■ Problem statement ■
Copy each line exactly.

START Exercise inputs

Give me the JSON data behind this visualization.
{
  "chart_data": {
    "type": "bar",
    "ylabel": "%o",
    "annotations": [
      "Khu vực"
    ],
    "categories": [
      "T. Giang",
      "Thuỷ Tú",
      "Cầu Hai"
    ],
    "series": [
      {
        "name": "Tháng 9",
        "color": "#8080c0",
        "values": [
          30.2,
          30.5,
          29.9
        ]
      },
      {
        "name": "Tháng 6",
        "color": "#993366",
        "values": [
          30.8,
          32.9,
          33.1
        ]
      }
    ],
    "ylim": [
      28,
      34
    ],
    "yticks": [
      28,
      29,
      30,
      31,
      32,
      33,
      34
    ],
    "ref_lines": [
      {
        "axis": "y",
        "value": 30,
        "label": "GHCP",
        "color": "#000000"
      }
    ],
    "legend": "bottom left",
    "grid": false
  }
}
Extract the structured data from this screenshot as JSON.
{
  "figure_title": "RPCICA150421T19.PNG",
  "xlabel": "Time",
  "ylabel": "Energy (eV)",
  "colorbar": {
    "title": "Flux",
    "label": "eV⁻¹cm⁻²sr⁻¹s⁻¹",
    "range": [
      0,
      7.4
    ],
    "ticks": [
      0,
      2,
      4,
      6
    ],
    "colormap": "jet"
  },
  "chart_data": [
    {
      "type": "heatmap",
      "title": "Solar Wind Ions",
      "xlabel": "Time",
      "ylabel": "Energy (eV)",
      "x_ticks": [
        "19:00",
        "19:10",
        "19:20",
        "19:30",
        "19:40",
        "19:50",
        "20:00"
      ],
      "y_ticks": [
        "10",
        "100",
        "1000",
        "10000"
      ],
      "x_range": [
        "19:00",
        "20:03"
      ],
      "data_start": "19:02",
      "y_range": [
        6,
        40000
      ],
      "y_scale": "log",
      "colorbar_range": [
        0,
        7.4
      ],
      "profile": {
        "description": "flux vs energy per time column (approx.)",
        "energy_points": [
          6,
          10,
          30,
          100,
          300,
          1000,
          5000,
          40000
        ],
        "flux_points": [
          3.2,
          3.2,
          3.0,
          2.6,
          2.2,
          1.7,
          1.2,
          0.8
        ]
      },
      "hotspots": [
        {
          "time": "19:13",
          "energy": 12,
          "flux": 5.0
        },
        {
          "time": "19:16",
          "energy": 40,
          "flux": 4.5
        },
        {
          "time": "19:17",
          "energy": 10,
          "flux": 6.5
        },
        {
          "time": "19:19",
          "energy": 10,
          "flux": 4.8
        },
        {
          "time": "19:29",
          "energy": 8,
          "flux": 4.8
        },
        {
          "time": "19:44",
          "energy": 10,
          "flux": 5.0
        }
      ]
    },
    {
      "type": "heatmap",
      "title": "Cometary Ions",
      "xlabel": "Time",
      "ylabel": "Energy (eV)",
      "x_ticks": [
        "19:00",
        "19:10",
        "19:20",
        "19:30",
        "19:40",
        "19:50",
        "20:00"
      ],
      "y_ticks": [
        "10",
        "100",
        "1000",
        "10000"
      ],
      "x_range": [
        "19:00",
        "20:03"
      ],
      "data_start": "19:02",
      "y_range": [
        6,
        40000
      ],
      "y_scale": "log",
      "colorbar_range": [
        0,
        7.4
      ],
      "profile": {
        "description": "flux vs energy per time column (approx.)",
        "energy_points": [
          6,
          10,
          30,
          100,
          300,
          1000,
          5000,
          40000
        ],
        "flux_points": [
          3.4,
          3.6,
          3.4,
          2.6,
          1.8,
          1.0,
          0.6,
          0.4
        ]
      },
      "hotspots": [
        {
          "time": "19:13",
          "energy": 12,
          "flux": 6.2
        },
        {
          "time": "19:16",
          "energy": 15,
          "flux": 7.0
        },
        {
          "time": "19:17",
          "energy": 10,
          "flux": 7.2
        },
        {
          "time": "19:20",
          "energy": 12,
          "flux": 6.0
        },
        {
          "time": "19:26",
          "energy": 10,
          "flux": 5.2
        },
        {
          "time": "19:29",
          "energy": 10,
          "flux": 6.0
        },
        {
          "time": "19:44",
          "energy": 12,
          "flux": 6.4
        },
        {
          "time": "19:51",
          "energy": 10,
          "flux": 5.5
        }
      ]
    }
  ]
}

END Exercise inputs

■ Answer for this exercise ■
Give me the JSON data behind this visualization.
{
  "chart_data": {
    "type": "bar",
    "ylabel": "%o",
    "annotations": [
      "Khu vực"
    ],
    "categories": [
      "T. Giang",
      "Thuỷ Tú",
      "Cầu Hai"
    ],
    "series": [
      {
        "name": "Tháng 9",
        "color": "#8080c0",
        "values": [
          30.2,
          30.5,
          29.9
        ]
      },
      {
        "name": "Tháng 6",
        "color": "#993366",
        "values": [
          30.8,
          32.9,
          33.1
        ]
      }
    ],
    "ylim": [
      28,
      34
    ],
    "yticks": [
      28,
      29,
      30,
      31,
      32,
      33,
      34
    ],
    "ref_lines": [
      {
        "axis": "y",
        "value": 30,
        "label": "GHCP",
        "color": "#000000"
      }
    ],
    "legend": "bottom left",
    "grid": false
  }
}
Extract the structured data from this screenshot as JSON.
{
  "figure_title": "RPCICA150421T19.PNG",
  "xlabel": "Time",
  "ylabel": "Energy (eV)",
  "colorbar": {
    "title": "Flux",
    "label": "eV⁻¹cm⁻²sr⁻¹s⁻¹",
    "range": [
      0,
      7.4
    ],
    "ticks": [
      0,
      2,
      4,
      6
    ],
    "colormap": "jet"
  },
  "chart_data": [
    {
      "type": "heatmap",
      "title": "Solar Wind Ions",
      "xlabel": "Time",
      "ylabel": "Energy (eV)",
      "x_ticks": [
        "19:00",
        "19:10",
        "19:20",
        "19:30",
        "19:40",
        "19:50",
        "20:00"
      ],
      "y_ticks": [
        "10",
        "100",
        "1000",
        "10000"
      ],
      "x_range": [
        "19:00",
        "20:03"
      ],
      "data_start": "19:02",
      "y_range": [
        6,
        40000
      ],
      "y_scale": "log",
      "colorbar_range": [
        0,
        7.4
      ],
      "profile": {
        "description": "flux vs energy per time column (approx.)",
        "energy_points": [
          6,
          10,
          30,
          100,
          300,
          1000,
          5000,
          40000
        ],
        "flux_points": [
          3.2,
          3.2,
          3.0,
          2.6,
          2.2,
          1.7,
          1.2,
          0.8
        ]
      },
      "hotspots": [
        {
          "time": "19:13",
          "energy": 12,
          "flux": 5.0
        },
        {
          "time": "19:16",
          "energy": 40,
          "flux": 4.5
        },
        {
          "time": "19:17",
          "energy": 10,
          "flux": 6.5
        },
        {
          "time": "19:19",
          "energy": 10,
          "flux": 4.8
        },
        {
          "time": "19:29",
          "energy": 8,
          "flux": 4.8
        },
        {
          "time": "19:44",
          "energy": 10,
          "flux": 5.0
        }
      ]
    },
    {
      "type": "heatmap",
      "title": "Cometary Ions",
      "xlabel": "Time",
      "ylabel": "Energy (eV)",
      "x_ticks": [
        "19:00",
        "19:10",
        "19:20",
        "19:30",
        "19:40",
        "19:50",
        "20:00"
      ],
      "y_ticks": [
        "10",
        "100",
        "1000",
        "10000"
      ],
      "x_range": [
        "19:00",
        "20:03"
      ],
      "data_start": "19:02",
      "y_range": [
        6,
        40000
      ],
      "y_scale": "log",
      "colorbar_range": [
        0,
        7.4
      ],
      "profile": {
        "description": "flux vs energy per time column (approx.)",
        "energy_points": [
          6,
          10,
          30,
          100,
          300,
          1000,
          5000,
          40000
        ],
        "flux_points": [
          3.4,
          3.6,
          3.4,
          2.6,
          1.8,
          1.0,
          0.6,
          0.4
        ]
      },
      "hotspots": [
        {
          "time": "19:13",
          "energy": 12,
          "flux": 6.2
        },
        {
          "time": "19:16",
          "energy": 15,
          "flux": 7.0
        },
        {
          "time": "19:17",
          "energy": 10,
          "flux": 7.2
        },
        {
          "time": "19:20",
          "energy": 12,
          "flux": 6.0
        },
        {
          "time": "19:26",
          "energy": 10,
          "flux": 5.2
        },
        {
          "time": "19:29",
          "energy": 10,
          "flux": 6.0
        },
        {
          "time": "19:44",
          "energy": 12,
          "flux": 6.4
        },
        {
          "time": "19:51",
          "energy": 10,
          "flux": 5.5
        }
      ]
    }
  ]
}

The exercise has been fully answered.